_GIVEN PROBLEM_. Present each line of the entries below that holds the word "出鸭对应鸭苗".

Part of a data file
============================================================

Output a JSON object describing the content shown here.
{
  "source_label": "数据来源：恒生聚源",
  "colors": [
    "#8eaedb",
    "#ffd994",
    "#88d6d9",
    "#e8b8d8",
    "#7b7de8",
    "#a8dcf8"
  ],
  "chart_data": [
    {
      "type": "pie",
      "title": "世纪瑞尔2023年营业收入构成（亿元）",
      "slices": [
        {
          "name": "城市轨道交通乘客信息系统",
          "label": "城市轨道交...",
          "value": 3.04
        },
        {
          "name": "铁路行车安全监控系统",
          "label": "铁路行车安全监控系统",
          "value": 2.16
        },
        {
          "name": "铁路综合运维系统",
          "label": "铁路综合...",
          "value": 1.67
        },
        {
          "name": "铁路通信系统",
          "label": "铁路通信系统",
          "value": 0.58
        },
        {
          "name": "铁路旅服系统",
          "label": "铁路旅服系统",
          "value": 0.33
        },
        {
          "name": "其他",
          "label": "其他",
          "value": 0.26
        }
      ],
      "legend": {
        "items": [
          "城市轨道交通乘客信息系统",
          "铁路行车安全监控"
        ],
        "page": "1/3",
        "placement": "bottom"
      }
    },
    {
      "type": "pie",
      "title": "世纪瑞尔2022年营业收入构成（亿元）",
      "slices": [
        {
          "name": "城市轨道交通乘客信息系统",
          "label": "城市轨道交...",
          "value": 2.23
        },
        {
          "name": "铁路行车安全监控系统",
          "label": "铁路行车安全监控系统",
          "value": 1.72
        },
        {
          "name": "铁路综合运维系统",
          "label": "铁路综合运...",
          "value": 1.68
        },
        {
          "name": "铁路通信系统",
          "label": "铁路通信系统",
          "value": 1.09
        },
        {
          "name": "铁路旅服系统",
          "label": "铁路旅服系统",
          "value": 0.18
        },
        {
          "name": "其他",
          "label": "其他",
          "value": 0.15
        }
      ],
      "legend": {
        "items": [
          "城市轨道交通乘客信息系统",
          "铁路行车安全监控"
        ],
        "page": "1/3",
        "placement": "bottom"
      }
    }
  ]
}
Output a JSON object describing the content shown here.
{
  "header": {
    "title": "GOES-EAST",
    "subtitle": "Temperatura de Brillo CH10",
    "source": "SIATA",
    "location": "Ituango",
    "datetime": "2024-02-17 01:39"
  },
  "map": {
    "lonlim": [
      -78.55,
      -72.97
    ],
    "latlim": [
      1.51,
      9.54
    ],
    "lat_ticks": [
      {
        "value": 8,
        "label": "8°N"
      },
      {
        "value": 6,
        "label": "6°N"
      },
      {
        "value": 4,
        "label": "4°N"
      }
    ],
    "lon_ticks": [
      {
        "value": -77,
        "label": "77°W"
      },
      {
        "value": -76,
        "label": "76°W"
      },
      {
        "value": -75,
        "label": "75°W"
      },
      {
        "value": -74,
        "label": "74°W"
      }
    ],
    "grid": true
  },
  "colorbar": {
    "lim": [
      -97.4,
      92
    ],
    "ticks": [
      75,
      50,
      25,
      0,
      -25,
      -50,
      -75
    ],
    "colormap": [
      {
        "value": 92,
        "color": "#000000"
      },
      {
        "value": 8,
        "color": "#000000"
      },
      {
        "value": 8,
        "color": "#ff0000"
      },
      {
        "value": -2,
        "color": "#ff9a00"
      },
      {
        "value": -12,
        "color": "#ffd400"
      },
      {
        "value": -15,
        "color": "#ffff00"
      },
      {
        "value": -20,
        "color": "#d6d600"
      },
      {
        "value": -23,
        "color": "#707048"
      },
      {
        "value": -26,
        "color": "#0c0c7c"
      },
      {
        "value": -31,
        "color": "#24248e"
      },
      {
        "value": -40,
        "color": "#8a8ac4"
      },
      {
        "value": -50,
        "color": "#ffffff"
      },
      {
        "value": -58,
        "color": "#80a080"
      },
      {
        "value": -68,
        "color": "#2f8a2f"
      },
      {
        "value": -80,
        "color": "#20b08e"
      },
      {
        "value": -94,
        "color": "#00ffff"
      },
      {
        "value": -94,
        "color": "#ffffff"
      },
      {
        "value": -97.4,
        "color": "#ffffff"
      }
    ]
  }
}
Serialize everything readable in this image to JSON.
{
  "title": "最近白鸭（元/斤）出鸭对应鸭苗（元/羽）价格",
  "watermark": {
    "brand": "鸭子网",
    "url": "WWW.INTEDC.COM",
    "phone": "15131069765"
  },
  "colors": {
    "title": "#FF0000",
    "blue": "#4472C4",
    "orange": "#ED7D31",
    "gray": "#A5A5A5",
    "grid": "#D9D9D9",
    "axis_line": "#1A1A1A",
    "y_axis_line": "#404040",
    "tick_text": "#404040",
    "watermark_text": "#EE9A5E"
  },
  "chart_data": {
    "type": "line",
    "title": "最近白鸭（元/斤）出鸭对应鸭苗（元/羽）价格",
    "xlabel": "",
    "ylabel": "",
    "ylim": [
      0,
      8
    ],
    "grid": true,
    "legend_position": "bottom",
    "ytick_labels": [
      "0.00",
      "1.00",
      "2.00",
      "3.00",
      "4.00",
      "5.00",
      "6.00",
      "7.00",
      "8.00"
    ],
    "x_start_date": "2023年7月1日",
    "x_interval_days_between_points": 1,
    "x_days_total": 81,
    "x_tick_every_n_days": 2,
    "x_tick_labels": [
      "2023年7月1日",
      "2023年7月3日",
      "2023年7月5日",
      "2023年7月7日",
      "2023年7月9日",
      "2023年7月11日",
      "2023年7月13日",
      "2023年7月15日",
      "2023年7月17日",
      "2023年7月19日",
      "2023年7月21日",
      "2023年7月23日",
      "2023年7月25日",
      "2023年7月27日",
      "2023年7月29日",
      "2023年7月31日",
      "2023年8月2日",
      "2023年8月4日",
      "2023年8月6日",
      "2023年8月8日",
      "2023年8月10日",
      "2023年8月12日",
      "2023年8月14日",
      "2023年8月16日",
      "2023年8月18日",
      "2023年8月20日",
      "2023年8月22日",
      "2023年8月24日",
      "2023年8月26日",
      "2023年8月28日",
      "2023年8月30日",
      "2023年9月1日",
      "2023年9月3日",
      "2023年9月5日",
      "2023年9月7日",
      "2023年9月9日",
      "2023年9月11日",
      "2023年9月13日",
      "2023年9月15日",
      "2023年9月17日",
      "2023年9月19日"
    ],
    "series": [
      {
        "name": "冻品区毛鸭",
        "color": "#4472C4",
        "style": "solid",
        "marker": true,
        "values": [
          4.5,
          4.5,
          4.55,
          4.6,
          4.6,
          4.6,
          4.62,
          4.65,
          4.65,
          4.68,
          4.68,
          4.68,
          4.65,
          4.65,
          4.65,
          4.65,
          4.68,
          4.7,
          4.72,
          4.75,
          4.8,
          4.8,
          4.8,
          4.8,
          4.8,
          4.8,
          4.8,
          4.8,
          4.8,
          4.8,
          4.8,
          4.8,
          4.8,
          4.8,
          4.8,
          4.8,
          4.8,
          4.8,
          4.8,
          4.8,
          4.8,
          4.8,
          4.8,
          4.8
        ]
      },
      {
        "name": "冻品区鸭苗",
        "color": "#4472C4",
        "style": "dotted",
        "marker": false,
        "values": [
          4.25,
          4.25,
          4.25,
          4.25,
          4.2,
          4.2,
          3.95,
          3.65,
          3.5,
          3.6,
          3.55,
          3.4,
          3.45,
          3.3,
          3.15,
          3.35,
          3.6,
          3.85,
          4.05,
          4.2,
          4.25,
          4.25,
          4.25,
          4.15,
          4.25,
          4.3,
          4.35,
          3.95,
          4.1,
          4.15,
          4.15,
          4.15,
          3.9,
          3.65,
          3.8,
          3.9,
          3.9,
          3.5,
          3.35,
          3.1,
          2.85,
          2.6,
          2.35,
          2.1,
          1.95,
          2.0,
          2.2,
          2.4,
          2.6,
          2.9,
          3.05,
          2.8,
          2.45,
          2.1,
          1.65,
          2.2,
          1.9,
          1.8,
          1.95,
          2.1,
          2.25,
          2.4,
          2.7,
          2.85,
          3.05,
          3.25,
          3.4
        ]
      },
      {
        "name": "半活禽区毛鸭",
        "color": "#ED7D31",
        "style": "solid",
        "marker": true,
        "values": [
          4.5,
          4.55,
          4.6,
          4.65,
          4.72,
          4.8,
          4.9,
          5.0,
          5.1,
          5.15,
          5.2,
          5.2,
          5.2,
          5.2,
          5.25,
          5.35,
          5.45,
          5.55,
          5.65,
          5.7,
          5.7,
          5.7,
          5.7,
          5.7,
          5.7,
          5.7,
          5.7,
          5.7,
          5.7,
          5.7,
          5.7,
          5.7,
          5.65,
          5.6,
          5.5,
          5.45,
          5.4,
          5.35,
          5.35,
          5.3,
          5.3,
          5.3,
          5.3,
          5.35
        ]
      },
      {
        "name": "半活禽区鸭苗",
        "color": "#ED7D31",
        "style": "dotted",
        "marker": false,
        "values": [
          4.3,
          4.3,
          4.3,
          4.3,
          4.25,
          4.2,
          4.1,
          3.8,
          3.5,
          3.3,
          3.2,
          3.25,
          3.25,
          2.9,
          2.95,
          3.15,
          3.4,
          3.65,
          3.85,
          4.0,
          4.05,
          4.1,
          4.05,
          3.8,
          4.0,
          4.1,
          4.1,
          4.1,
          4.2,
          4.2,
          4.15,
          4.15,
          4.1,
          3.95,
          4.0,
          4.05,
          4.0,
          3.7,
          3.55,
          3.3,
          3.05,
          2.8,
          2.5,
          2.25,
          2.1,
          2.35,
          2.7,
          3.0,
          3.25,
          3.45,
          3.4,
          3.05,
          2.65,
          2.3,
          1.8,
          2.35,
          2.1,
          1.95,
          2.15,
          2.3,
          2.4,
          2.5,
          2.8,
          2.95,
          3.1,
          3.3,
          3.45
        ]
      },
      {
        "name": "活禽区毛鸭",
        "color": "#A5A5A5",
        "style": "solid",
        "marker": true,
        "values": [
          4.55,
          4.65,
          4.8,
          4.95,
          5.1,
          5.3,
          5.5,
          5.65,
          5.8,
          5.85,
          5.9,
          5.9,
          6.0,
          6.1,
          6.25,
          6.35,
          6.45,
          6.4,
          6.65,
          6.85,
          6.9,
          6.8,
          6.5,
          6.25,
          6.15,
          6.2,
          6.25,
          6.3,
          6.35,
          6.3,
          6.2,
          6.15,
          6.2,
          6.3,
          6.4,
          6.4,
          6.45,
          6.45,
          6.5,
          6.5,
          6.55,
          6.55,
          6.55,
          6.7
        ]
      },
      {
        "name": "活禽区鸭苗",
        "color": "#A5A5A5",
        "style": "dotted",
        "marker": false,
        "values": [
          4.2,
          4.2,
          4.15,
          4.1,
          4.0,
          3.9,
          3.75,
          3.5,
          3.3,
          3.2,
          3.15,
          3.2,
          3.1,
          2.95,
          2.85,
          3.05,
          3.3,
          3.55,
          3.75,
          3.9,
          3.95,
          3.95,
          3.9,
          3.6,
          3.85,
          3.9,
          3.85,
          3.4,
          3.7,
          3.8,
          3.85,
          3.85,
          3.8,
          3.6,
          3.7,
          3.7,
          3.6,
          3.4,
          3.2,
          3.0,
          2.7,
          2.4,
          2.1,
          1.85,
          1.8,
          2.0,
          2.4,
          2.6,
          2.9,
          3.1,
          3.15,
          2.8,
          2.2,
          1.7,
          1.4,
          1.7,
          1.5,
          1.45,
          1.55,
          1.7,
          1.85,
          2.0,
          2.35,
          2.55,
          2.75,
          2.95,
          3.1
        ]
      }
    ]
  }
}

============================================================

_RESPONSE TO THIS TASK_.
  "title": "最近白鸭（元/斤）出鸭对应鸭苗（元/羽）价格",
    "title": "最近白鸭（元/斤）出鸭对应鸭苗（元/羽）价格",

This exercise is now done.